Task objective:
In the lines below, how many hold the word "like"? Answer only with the number.

Collected data entries:

◆ ◆ ◆ ◆

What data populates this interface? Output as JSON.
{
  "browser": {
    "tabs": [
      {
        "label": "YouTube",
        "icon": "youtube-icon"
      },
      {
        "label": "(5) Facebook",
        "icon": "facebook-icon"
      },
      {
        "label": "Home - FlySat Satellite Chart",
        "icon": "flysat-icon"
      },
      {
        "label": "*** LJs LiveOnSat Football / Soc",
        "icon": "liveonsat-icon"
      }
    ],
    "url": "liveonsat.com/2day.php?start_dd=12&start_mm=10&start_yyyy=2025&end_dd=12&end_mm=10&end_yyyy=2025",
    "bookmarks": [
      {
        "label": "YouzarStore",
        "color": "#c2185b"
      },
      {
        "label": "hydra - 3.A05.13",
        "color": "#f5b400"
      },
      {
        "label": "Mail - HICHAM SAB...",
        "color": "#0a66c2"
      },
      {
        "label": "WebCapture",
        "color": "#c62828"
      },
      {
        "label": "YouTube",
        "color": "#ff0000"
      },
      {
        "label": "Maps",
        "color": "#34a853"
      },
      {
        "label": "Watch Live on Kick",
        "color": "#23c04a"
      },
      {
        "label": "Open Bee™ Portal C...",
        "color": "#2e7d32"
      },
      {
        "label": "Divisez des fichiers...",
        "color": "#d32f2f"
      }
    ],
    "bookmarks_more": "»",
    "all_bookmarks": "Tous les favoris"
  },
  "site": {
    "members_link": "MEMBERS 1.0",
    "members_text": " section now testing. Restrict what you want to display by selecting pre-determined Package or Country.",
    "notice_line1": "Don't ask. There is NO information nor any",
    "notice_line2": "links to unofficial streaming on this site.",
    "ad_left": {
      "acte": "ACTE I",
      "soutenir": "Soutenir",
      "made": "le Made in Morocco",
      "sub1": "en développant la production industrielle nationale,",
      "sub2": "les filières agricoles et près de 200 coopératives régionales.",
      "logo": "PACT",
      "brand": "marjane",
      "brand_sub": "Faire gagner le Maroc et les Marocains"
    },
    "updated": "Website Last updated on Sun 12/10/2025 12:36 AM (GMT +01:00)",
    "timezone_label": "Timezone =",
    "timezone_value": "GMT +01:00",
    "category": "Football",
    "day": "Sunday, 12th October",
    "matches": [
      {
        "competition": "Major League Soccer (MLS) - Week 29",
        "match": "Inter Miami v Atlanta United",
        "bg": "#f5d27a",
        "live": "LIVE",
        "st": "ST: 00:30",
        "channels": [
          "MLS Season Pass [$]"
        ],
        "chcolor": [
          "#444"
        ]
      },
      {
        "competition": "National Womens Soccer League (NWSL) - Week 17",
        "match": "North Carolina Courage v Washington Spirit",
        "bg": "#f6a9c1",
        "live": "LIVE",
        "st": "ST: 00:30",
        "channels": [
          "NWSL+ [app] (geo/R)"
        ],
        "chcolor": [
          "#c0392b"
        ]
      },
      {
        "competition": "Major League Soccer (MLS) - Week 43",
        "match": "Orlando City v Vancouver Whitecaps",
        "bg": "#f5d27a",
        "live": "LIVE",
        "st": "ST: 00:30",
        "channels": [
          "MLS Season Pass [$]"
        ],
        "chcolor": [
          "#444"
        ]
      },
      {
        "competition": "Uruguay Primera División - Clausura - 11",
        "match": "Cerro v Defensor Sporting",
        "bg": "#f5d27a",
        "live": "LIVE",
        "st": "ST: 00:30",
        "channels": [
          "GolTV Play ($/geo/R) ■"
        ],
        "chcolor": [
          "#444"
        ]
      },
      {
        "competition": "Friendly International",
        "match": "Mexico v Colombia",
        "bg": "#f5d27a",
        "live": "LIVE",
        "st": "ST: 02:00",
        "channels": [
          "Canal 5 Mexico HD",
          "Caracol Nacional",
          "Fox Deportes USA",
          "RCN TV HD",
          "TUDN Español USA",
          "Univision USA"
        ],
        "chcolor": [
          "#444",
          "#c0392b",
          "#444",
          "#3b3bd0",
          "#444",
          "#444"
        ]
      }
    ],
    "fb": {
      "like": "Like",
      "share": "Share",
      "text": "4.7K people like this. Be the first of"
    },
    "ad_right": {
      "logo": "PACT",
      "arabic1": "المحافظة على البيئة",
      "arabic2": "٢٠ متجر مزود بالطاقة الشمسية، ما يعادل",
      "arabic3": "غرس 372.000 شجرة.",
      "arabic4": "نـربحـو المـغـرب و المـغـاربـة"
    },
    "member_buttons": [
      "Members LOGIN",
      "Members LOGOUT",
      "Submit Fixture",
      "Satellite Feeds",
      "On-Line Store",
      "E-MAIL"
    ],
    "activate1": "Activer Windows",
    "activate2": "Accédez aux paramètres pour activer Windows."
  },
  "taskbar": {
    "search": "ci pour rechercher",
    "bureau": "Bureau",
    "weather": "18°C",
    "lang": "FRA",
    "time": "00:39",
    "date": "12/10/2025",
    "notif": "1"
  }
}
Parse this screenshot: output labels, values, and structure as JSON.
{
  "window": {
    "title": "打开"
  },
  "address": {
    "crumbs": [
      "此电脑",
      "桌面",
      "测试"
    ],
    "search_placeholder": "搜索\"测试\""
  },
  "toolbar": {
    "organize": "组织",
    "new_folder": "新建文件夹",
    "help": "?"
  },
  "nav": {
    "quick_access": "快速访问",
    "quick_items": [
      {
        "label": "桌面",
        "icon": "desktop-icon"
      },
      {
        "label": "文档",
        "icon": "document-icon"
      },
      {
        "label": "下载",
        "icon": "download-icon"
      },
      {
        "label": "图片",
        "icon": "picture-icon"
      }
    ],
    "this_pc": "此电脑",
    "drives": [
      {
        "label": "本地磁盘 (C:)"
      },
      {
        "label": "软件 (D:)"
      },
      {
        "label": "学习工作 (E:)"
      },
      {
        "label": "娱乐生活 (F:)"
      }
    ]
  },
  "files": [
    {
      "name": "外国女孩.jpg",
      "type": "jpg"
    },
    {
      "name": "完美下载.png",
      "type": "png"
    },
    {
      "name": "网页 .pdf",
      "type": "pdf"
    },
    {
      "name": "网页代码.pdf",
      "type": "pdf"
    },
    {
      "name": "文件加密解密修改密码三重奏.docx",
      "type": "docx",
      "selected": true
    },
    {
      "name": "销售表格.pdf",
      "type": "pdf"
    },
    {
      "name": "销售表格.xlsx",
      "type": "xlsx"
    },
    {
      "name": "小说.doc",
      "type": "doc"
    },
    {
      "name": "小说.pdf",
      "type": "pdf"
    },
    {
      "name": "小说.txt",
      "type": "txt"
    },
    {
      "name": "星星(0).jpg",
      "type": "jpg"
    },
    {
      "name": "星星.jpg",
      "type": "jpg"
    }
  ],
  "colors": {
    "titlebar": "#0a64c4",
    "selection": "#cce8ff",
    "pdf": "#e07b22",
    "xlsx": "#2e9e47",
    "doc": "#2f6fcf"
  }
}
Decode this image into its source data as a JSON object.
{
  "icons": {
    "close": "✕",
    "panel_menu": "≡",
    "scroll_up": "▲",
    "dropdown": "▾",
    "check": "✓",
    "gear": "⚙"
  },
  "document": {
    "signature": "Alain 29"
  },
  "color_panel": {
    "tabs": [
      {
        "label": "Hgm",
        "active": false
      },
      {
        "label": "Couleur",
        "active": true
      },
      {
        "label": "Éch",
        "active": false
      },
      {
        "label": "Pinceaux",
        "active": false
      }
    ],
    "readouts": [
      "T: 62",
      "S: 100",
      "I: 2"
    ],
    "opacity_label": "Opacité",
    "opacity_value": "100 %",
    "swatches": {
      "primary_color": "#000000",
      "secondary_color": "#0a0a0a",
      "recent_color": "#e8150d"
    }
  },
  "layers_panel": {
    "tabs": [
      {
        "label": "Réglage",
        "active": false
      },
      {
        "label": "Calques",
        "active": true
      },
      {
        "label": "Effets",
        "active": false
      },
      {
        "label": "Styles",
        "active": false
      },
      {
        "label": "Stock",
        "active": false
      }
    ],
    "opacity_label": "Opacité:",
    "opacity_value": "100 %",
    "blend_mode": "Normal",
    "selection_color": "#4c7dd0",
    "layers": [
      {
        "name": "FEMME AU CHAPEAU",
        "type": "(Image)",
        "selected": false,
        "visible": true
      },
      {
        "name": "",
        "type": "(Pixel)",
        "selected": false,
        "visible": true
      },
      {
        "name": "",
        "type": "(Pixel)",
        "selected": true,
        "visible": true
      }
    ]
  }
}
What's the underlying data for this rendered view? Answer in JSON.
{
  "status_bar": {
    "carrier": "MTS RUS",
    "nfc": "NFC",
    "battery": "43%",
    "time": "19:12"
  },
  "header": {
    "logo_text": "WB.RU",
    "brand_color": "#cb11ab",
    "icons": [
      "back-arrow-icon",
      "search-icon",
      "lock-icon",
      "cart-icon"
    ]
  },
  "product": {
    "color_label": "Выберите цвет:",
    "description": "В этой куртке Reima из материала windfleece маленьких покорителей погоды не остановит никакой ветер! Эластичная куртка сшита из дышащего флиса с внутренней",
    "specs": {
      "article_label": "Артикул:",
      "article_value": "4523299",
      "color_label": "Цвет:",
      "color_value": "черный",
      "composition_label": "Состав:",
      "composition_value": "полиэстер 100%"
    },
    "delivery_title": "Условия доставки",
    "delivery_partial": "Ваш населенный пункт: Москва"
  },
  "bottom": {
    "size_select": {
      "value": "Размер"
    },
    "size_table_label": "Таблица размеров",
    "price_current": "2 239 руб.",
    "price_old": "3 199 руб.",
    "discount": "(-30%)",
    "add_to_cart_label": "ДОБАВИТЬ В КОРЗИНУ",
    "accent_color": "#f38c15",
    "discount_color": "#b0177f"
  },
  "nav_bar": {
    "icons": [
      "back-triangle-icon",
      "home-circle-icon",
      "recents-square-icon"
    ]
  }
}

◆ ◆ ◆ ◆

Output below:
2